Your instructions: Repeat every line of the listing below exactly, minus the pictures.

________________

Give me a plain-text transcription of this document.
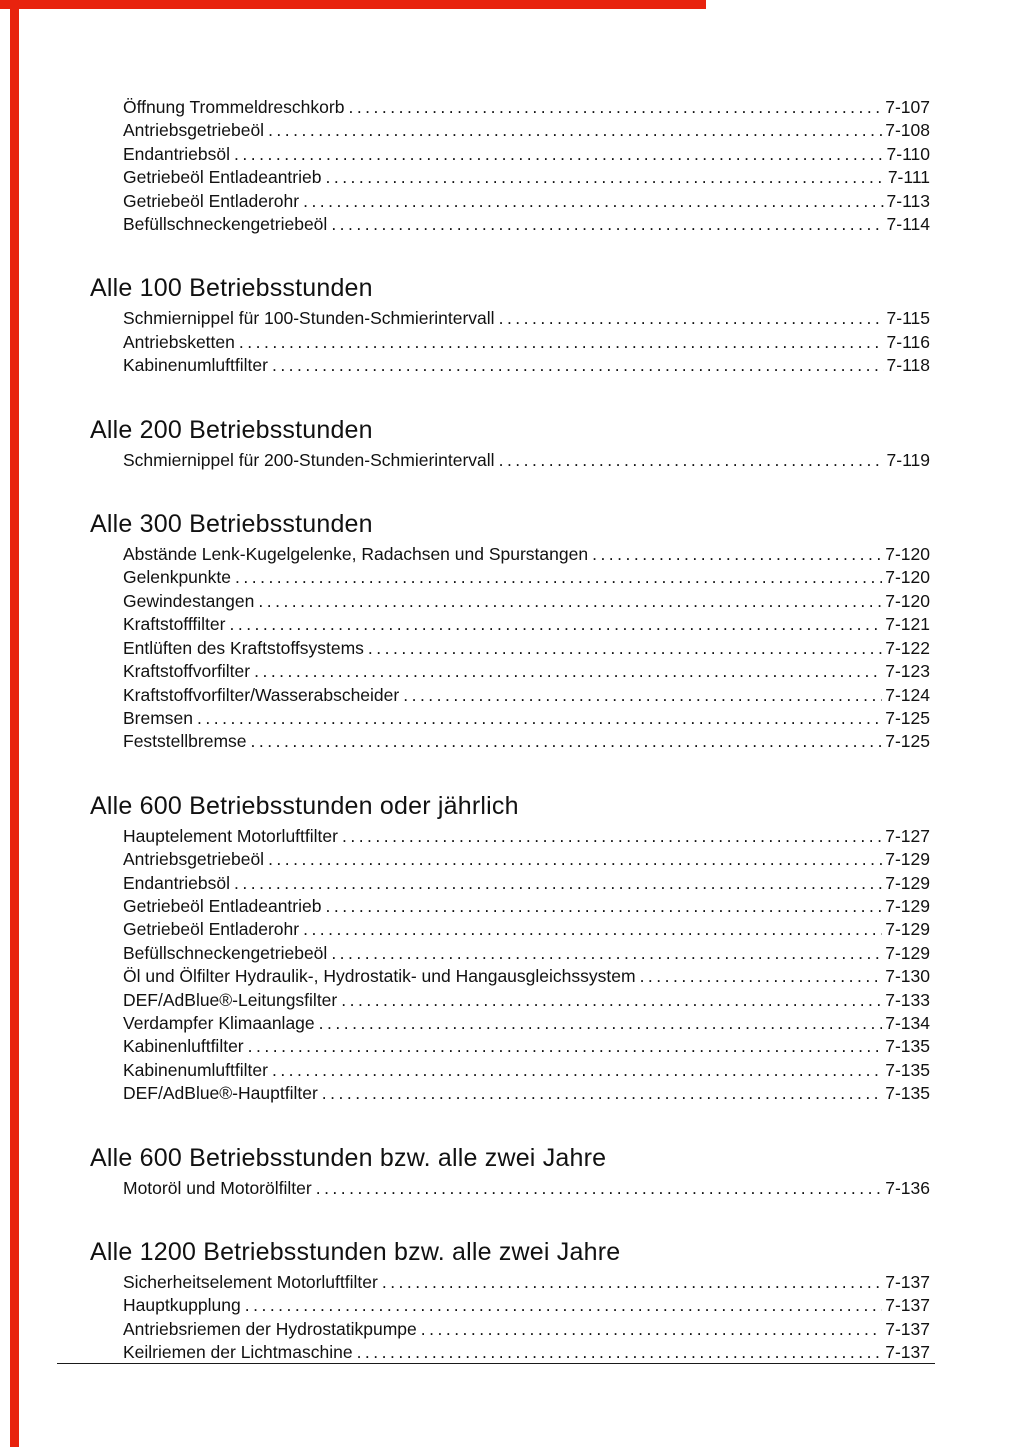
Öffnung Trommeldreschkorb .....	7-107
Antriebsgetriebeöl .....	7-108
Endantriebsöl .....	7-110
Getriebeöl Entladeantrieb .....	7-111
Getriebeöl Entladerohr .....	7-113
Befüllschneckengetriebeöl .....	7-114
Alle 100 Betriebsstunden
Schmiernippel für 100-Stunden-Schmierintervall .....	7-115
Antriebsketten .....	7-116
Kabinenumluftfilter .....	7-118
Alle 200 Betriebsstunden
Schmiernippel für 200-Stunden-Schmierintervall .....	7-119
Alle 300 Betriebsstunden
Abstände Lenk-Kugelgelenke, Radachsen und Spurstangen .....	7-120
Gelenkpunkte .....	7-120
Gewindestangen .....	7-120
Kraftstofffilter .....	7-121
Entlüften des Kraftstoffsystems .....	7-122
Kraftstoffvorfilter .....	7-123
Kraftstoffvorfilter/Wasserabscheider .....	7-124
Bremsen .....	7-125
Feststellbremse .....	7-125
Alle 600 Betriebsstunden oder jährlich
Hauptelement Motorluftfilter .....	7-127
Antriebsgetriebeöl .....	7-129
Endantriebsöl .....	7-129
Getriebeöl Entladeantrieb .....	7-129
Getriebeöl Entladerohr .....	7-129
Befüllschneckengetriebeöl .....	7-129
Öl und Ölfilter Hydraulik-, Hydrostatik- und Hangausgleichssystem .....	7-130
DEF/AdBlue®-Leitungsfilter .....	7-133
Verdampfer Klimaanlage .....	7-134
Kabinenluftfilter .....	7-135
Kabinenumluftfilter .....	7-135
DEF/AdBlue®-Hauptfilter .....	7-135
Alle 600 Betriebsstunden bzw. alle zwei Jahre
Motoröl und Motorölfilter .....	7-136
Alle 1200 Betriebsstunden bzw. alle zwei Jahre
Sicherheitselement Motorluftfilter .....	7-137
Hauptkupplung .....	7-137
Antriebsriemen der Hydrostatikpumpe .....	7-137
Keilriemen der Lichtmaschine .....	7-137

________________

Full answer:
Give me a plain-text transcription of this document.
Öffnung Trommeldreschkorb .....	7-107
Antriebsgetriebeöl .....	7-108
Endantriebsöl .....	7-110
Getriebeöl Entladeantrieb .....	7-111
Getriebeöl Entladerohr .....	7-113
Befüllschneckengetriebeöl .....	7-114
Alle 100 Betriebsstunden
Schmiernippel für 100-Stunden-Schmierintervall .....	7-115
Antriebsketten .....	7-116
Kabinenumluftfilter .....	7-118
Alle 200 Betriebsstunden
Schmiernippel für 200-Stunden-Schmierintervall .....	7-119
Alle 300 Betriebsstunden
Abstände Lenk-Kugelgelenke, Radachsen und Spurstangen .....	7-120
Gelenkpunkte .....	7-120
Gewindestangen .....	7-120
Kraftstofffilter .....	7-121
Entlüften des Kraftstoffsystems .....	7-122
Kraftstoffvorfilter .....	7-123
Kraftstoffvorfilter/Wasserabscheider .....	7-124
Bremsen .....	7-125
Feststellbremse .....	7-125
Alle 600 Betriebsstunden oder jährlich
Hauptelement Motorluftfilter .....	7-127
Antriebsgetriebeöl .....	7-129
Endantriebsöl .....	7-129
Getriebeöl Entladeantrieb .....	7-129
Getriebeöl Entladerohr .....	7-129
Befüllschneckengetriebeöl .....	7-129
Öl und Ölfilter Hydraulik-, Hydrostatik- und Hangausgleichssystem .....	7-130
DEF/AdBlue®-Leitungsfilter .....	7-133
Verdampfer Klimaanlage .....	7-134
Kabinenluftfilter .....	7-135
Kabinenumluftfilter .....	7-135
DEF/AdBlue®-Hauptfilter .....	7-135
Alle 600 Betriebsstunden bzw. alle zwei Jahre
Motoröl und Motorölfilter .....	7-136
Alle 1200 Betriebsstunden bzw. alle zwei Jahre
Sicherheitselement Motorluftfilter .....	7-137
Hauptkupplung .....	7-137
Antriebsriemen der Hydrostatikpumpe .....	7-137
Keilriemen der Lichtmaschine .....	7-137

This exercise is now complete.